- **Input records**:
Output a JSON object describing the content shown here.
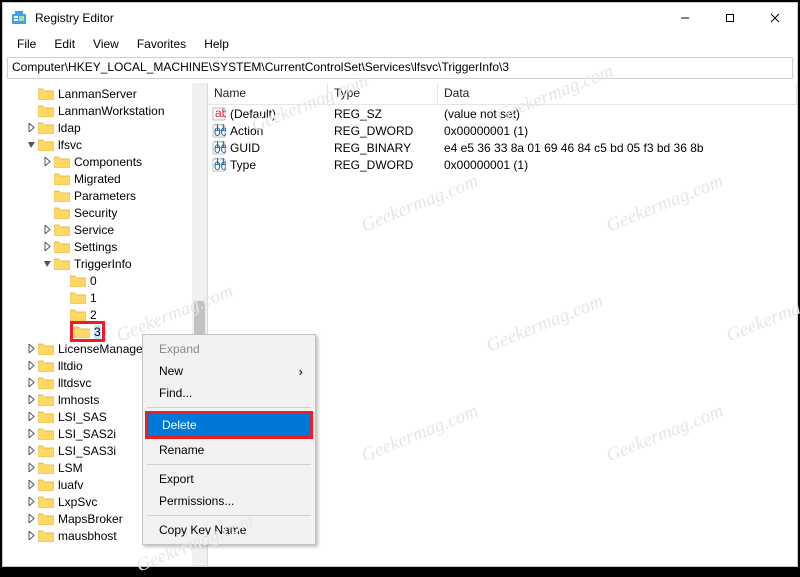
{
  "window": {
    "title": "Registry Editor"
  },
  "menu": {
    "file": "File",
    "edit": "Edit",
    "view": "View",
    "favorites": "Favorites",
    "help": "Help"
  },
  "address": "Computer\\HKEY_LOCAL_MACHINE\\SYSTEM\\CurrentControlSet\\Services\\lfsvc\\TriggerInfo\\3",
  "tree": [
    {
      "depth": 1,
      "toggle": "",
      "label": "LanmanServer"
    },
    {
      "depth": 1,
      "toggle": "",
      "label": "LanmanWorkstation"
    },
    {
      "depth": 1,
      "toggle": "closed",
      "label": "ldap"
    },
    {
      "depth": 1,
      "toggle": "open",
      "label": "lfsvc"
    },
    {
      "depth": 2,
      "toggle": "closed",
      "label": "Components"
    },
    {
      "depth": 2,
      "toggle": "",
      "label": "Migrated"
    },
    {
      "depth": 2,
      "toggle": "",
      "label": "Parameters"
    },
    {
      "depth": 2,
      "toggle": "",
      "label": "Security"
    },
    {
      "depth": 2,
      "toggle": "closed",
      "label": "Service"
    },
    {
      "depth": 2,
      "toggle": "closed",
      "label": "Settings"
    },
    {
      "depth": 2,
      "toggle": "open",
      "label": "TriggerInfo"
    },
    {
      "depth": 3,
      "toggle": "",
      "label": "0"
    },
    {
      "depth": 3,
      "toggle": "",
      "label": "1"
    },
    {
      "depth": 3,
      "toggle": "",
      "label": "2"
    },
    {
      "depth": 3,
      "toggle": "",
      "label": "3",
      "selected": true,
      "highlight": true
    },
    {
      "depth": 1,
      "toggle": "closed",
      "label": "LicenseManager"
    },
    {
      "depth": 1,
      "toggle": "closed",
      "label": "lltdio"
    },
    {
      "depth": 1,
      "toggle": "closed",
      "label": "lltdsvc"
    },
    {
      "depth": 1,
      "toggle": "closed",
      "label": "lmhosts"
    },
    {
      "depth": 1,
      "toggle": "closed",
      "label": "LSI_SAS"
    },
    {
      "depth": 1,
      "toggle": "closed",
      "label": "LSI_SAS2i"
    },
    {
      "depth": 1,
      "toggle": "closed",
      "label": "LSI_SAS3i"
    },
    {
      "depth": 1,
      "toggle": "closed",
      "label": "LSM"
    },
    {
      "depth": 1,
      "toggle": "closed",
      "label": "luafv"
    },
    {
      "depth": 1,
      "toggle": "closed",
      "label": "LxpSvc"
    },
    {
      "depth": 1,
      "toggle": "closed",
      "label": "MapsBroker"
    },
    {
      "depth": 1,
      "toggle": "closed",
      "label": "mausbhost"
    }
  ],
  "columns": {
    "name": "Name",
    "type": "Type",
    "data": "Data"
  },
  "values": [
    {
      "icon": "sz",
      "name": "(Default)",
      "type": "REG_SZ",
      "data": "(value not set)"
    },
    {
      "icon": "bin",
      "name": "Action",
      "type": "REG_DWORD",
      "data": "0x00000001 (1)"
    },
    {
      "icon": "bin",
      "name": "GUID",
      "type": "REG_BINARY",
      "data": "e4 e5 36 33 8a 01 69 46 84 c5 bd 05 f3 bd 36 8b"
    },
    {
      "icon": "bin",
      "name": "Type",
      "type": "REG_DWORD",
      "data": "0x00000001 (1)"
    }
  ],
  "ctx": {
    "expand": "Expand",
    "new": "New",
    "find": "Find...",
    "delete": "Delete",
    "rename": "Rename",
    "export": "Export",
    "permissions": "Permissions...",
    "copykey": "Copy Key Name"
  },
  "wm": "Geekermag.com"
}
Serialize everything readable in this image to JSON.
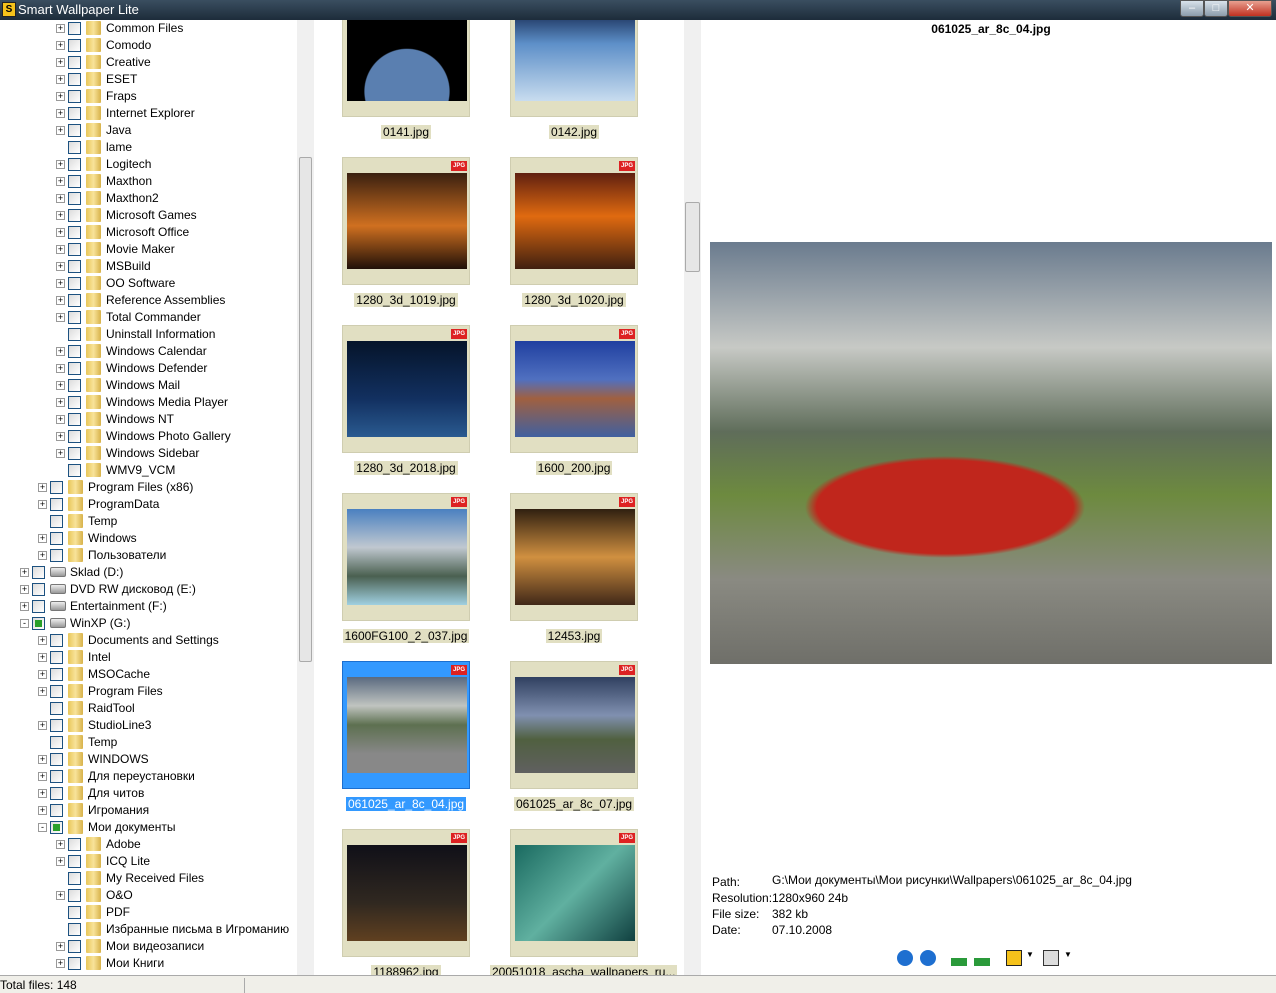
{
  "window": {
    "title": "Smart Wallpaper Lite",
    "minimize": "–",
    "maximize": "□",
    "close": "✕"
  },
  "tree": [
    {
      "l": 3,
      "e": "+",
      "t": "Common Files"
    },
    {
      "l": 3,
      "e": "+",
      "t": "Comodo"
    },
    {
      "l": 3,
      "e": "+",
      "t": "Creative"
    },
    {
      "l": 3,
      "e": "+",
      "t": "ESET"
    },
    {
      "l": 3,
      "e": "+",
      "t": "Fraps"
    },
    {
      "l": 3,
      "e": "+",
      "t": "Internet Explorer"
    },
    {
      "l": 3,
      "e": "+",
      "t": "Java"
    },
    {
      "l": 3,
      "e": "",
      "t": "lame"
    },
    {
      "l": 3,
      "e": "+",
      "t": "Logitech"
    },
    {
      "l": 3,
      "e": "+",
      "t": "Maxthon"
    },
    {
      "l": 3,
      "e": "+",
      "t": "Maxthon2"
    },
    {
      "l": 3,
      "e": "+",
      "t": "Microsoft Games"
    },
    {
      "l": 3,
      "e": "+",
      "t": "Microsoft Office"
    },
    {
      "l": 3,
      "e": "+",
      "t": "Movie Maker"
    },
    {
      "l": 3,
      "e": "+",
      "t": "MSBuild"
    },
    {
      "l": 3,
      "e": "+",
      "t": "OO Software"
    },
    {
      "l": 3,
      "e": "+",
      "t": "Reference Assemblies"
    },
    {
      "l": 3,
      "e": "+",
      "t": "Total Commander"
    },
    {
      "l": 3,
      "e": "",
      "t": "Uninstall Information"
    },
    {
      "l": 3,
      "e": "+",
      "t": "Windows Calendar"
    },
    {
      "l": 3,
      "e": "+",
      "t": "Windows Defender"
    },
    {
      "l": 3,
      "e": "+",
      "t": "Windows Mail"
    },
    {
      "l": 3,
      "e": "+",
      "t": "Windows Media Player"
    },
    {
      "l": 3,
      "e": "+",
      "t": "Windows NT"
    },
    {
      "l": 3,
      "e": "+",
      "t": "Windows Photo Gallery"
    },
    {
      "l": 3,
      "e": "+",
      "t": "Windows Sidebar"
    },
    {
      "l": 3,
      "e": "",
      "t": "WMV9_VCM"
    },
    {
      "l": 2,
      "e": "+",
      "t": "Program Files (x86)"
    },
    {
      "l": 2,
      "e": "+",
      "t": "ProgramData"
    },
    {
      "l": 2,
      "e": "",
      "t": "Temp"
    },
    {
      "l": 2,
      "e": "+",
      "t": "Windows"
    },
    {
      "l": 2,
      "e": "+",
      "t": "Пользователи"
    },
    {
      "l": 1,
      "e": "+",
      "t": "Sklad (D:)",
      "drive": true
    },
    {
      "l": 1,
      "e": "+",
      "t": "DVD RW дисковод (E:)",
      "drive": true
    },
    {
      "l": 1,
      "e": "+",
      "t": "Entertainment (F:)",
      "drive": true
    },
    {
      "l": 1,
      "e": "-",
      "t": "WinXP (G:)",
      "drive": true,
      "checked": true
    },
    {
      "l": 2,
      "e": "+",
      "t": "Documents and Settings"
    },
    {
      "l": 2,
      "e": "+",
      "t": "Intel"
    },
    {
      "l": 2,
      "e": "+",
      "t": "MSOCache"
    },
    {
      "l": 2,
      "e": "+",
      "t": "Program Files"
    },
    {
      "l": 2,
      "e": "",
      "t": "RaidTool"
    },
    {
      "l": 2,
      "e": "+",
      "t": "StudioLine3"
    },
    {
      "l": 2,
      "e": "",
      "t": "Temp"
    },
    {
      "l": 2,
      "e": "+",
      "t": "WINDOWS"
    },
    {
      "l": 2,
      "e": "+",
      "t": "Для переустановки"
    },
    {
      "l": 2,
      "e": "+",
      "t": "Для читов"
    },
    {
      "l": 2,
      "e": "+",
      "t": "Игромания"
    },
    {
      "l": 2,
      "e": "-",
      "t": "Мои документы",
      "checked": true
    },
    {
      "l": 3,
      "e": "+",
      "t": "Adobe"
    },
    {
      "l": 3,
      "e": "+",
      "t": "ICQ Lite"
    },
    {
      "l": 3,
      "e": "",
      "t": "My Received Files"
    },
    {
      "l": 3,
      "e": "+",
      "t": "O&O"
    },
    {
      "l": 3,
      "e": "",
      "t": "PDF"
    },
    {
      "l": 3,
      "e": "",
      "t": "Избранные письма в Игроманию"
    },
    {
      "l": 3,
      "e": "+",
      "t": "Мои видеозаписи"
    },
    {
      "l": 3,
      "e": "+",
      "t": "Мои Книги"
    }
  ],
  "thumbnails": [
    {
      "name": "0141.jpg",
      "badge": "",
      "bg": "radial-gradient(circle at 50% 90%,#5a7fb0 0 40%,#000 41%)"
    },
    {
      "name": "0142.jpg",
      "badge": "",
      "bg": "linear-gradient(#0a1a40,#5d8fc8 40%,#c8dcef)"
    },
    {
      "name": "1280_3d_1019.jpg",
      "badge": "JPG",
      "bg": "linear-gradient(#3a2010,#d07020 55%,#201008)"
    },
    {
      "name": "1280_3d_1020.jpg",
      "badge": "JPG",
      "bg": "linear-gradient(#602010,#e06a10 45%,#402010)"
    },
    {
      "name": "1280_3d_2018.jpg",
      "badge": "JPG",
      "bg": "linear-gradient(#05142a,#123060 60%,#2a5a90)"
    },
    {
      "name": "1600_200.jpg",
      "badge": "JPG",
      "bg": "linear-gradient(#2040a0,#5070c0 40%,#a06040 60%,#4060a0)"
    },
    {
      "name": "1600FG100_2_037.jpg",
      "badge": "JPG",
      "bg": "linear-gradient(#4a80c0,#c0c8d0 40%,#4a6050 70%,#a0d0e0)"
    },
    {
      "name": "12453.jpg",
      "badge": "JPG",
      "bg": "linear-gradient(#302010,#d09040 50%,#402818)"
    },
    {
      "name": "061025_ar_8c_04.jpg",
      "badge": "JPG",
      "bg": "linear-gradient(#5a6a80,#c0c4c0 30%,#5d7050 50%,#888 80%)",
      "selected": true
    },
    {
      "name": "061025_ar_8c_07.jpg",
      "badge": "JPG",
      "bg": "linear-gradient(#304060,#8090b0 40%,#506040 65%,#606060)"
    },
    {
      "name": "1188962.jpg",
      "badge": "JPG",
      "bg": "linear-gradient(#101018,#302820 60%,#604020)"
    },
    {
      "name": "20051018_ascha_wallpapers_ru...",
      "badge": "JPG",
      "bg": "linear-gradient(135deg,#1a6a60,#60b0a0 50%,#104040)"
    }
  ],
  "preview": {
    "filename": "061025_ar_8c_04.jpg"
  },
  "info": {
    "path_label": "Path:",
    "path": "G:\\Мои документы\\Мои рисунки\\Wallpapers\\061025_ar_8c_04.jpg",
    "resolution_label": "Resolution:",
    "resolution": "1280x960 24b",
    "size_label": "File size:",
    "size": "382 kb",
    "date_label": "Date:",
    "date": "07.10.2008"
  },
  "status": {
    "total": "Total files: 148"
  },
  "colors": {
    "selection": "#3399ff",
    "thumb_bg": "#e1dfc2"
  }
}
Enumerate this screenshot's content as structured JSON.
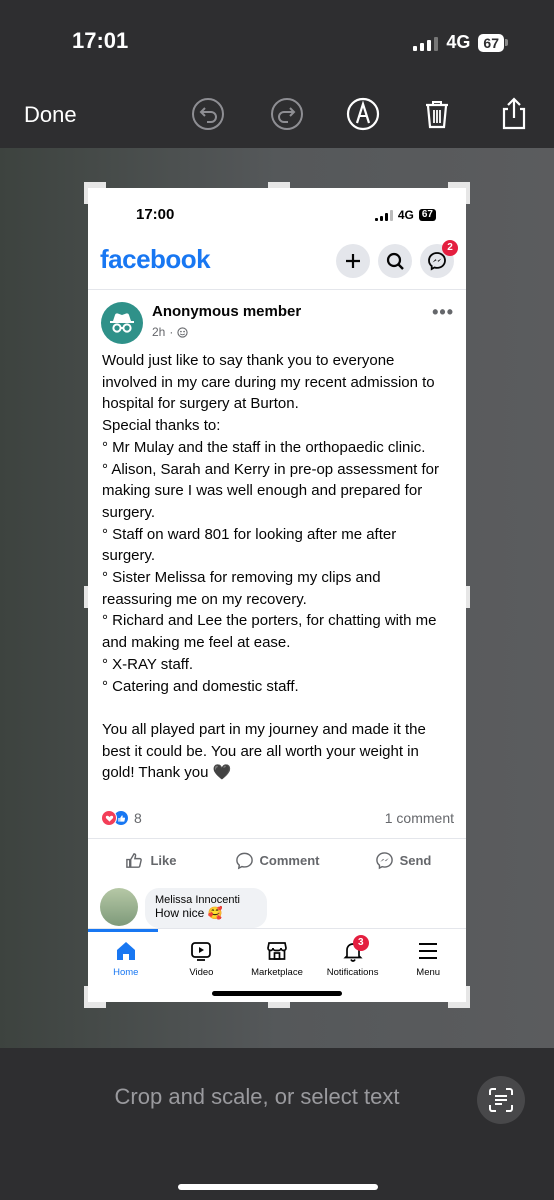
{
  "outer_status": {
    "time": "17:01",
    "network": "4G",
    "battery": "67"
  },
  "toolbar": {
    "done_label": "Done",
    "icons": [
      "undo-icon",
      "redo-icon",
      "markup-icon",
      "trash-icon",
      "share-icon"
    ]
  },
  "inner_status": {
    "time": "17:00",
    "network": "4G",
    "battery": "67"
  },
  "facebook": {
    "logo": "facebook",
    "messenger_badge": "2",
    "post": {
      "author": "Anonymous member",
      "time": "2h",
      "body": "Would just like to say thank you to everyone involved in my care during my recent admission to hospital for surgery at Burton.\nSpecial thanks to:\n °  Mr Mulay and the staff in the orthopaedic clinic.\n ° Alison, Sarah and Kerry in pre-op assessment for making  sure I was well enough and prepared for surgery.\n ° Staff on  ward 801 for looking after me after surgery.\n°  Sister Melissa for removing my clips and reassuring me on my recovery.\n °  Richard and Lee the porters, for chatting with me and making me feel at ease.\n° X-RAY staff.\n° Catering and domestic staff.\n\nYou all played part in my journey and made it the best it could be. You are all worth your weight in gold! Thank you 🖤",
      "reaction_count": "8",
      "comment_count": "1 comment",
      "actions": {
        "like": "Like",
        "comment": "Comment",
        "send": "Send"
      },
      "preview_comment": {
        "name": "Melissa Innocenti",
        "text": "How nice 🥰"
      }
    },
    "tabs": [
      {
        "label": "Home"
      },
      {
        "label": "Video"
      },
      {
        "label": "Marketplace"
      },
      {
        "label": "Notifications",
        "badge": "3"
      },
      {
        "label": "Menu"
      }
    ]
  },
  "bottom": {
    "hint": "Crop and scale, or select text"
  },
  "colors": {
    "facebook_blue": "#1877f2",
    "badge_red": "#e41e3f",
    "anon_avatar": "#2f9189",
    "dark_chrome": "#2e2e30"
  }
}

- **Problem**: How many lines in the data contain the string "this"? Respond with the number only.

- **Answer**: 2